→ Information shown

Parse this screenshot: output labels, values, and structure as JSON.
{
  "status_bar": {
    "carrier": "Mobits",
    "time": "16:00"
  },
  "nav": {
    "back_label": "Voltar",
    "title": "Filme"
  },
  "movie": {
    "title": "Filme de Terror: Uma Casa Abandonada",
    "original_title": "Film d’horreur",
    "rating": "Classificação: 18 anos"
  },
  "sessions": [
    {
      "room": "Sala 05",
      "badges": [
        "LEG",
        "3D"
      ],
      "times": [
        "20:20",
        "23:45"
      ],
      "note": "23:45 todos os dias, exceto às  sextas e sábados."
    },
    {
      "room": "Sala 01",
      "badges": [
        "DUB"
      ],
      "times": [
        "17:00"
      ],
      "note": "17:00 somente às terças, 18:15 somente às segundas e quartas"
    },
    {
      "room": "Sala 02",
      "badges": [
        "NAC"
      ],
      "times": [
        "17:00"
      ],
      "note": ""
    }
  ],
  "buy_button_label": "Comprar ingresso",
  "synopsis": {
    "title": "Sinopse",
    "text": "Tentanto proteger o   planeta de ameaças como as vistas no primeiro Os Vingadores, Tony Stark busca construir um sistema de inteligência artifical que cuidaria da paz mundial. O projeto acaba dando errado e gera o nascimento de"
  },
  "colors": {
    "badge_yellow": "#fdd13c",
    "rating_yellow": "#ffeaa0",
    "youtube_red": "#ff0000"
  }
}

→ Exercise goal
Repeat the material from above exactly, word for word.

→ Response to the exercise
Parse this screenshot: output labels, values, and structure as JSON.
{
  "status_bar": {
    "carrier": "Mobits",
    "time": "16:00"
  },
  "nav": {
    "back_label": "Voltar",
    "title": "Filme"
  },
  "movie": {
    "title": "Filme de Terror: Uma Casa Abandonada",
    "original_title": "Film d’horreur",
    "rating": "Classificação: 18 anos"
  },
  "sessions": [
    {
      "room": "Sala 05",
      "badges": [
        "LEG",
        "3D"
      ],
      "times": [
        "20:20",
        "23:45"
      ],
      "note": "23:45 todos os dias, exceto às  sextas e sábados."
    },
    {
      "room": "Sala 01",
      "badges": [
        "DUB"
      ],
      "times": [
        "17:00"
      ],
      "note": "17:00 somente às terças, 18:15 somente às segundas e quartas"
    },
    {
      "room": "Sala 02",
      "badges": [
        "NAC"
      ],
      "times": [
        "17:00"
      ],
      "note": ""
    }
  ],
  "buy_button_label": "Comprar ingresso",
  "synopsis": {
    "title": "Sinopse",
    "text": "Tentanto proteger o   planeta de ameaças como as vistas no primeiro Os Vingadores, Tony Stark busca construir um sistema de inteligência artifical que cuidaria da paz mundial. O projeto acaba dando errado e gera o nascimento de"
  },
  "colors": {
    "badge_yellow": "#fdd13c",
    "rating_yellow": "#ffeaa0",
    "youtube_red": "#ff0000"
  }
}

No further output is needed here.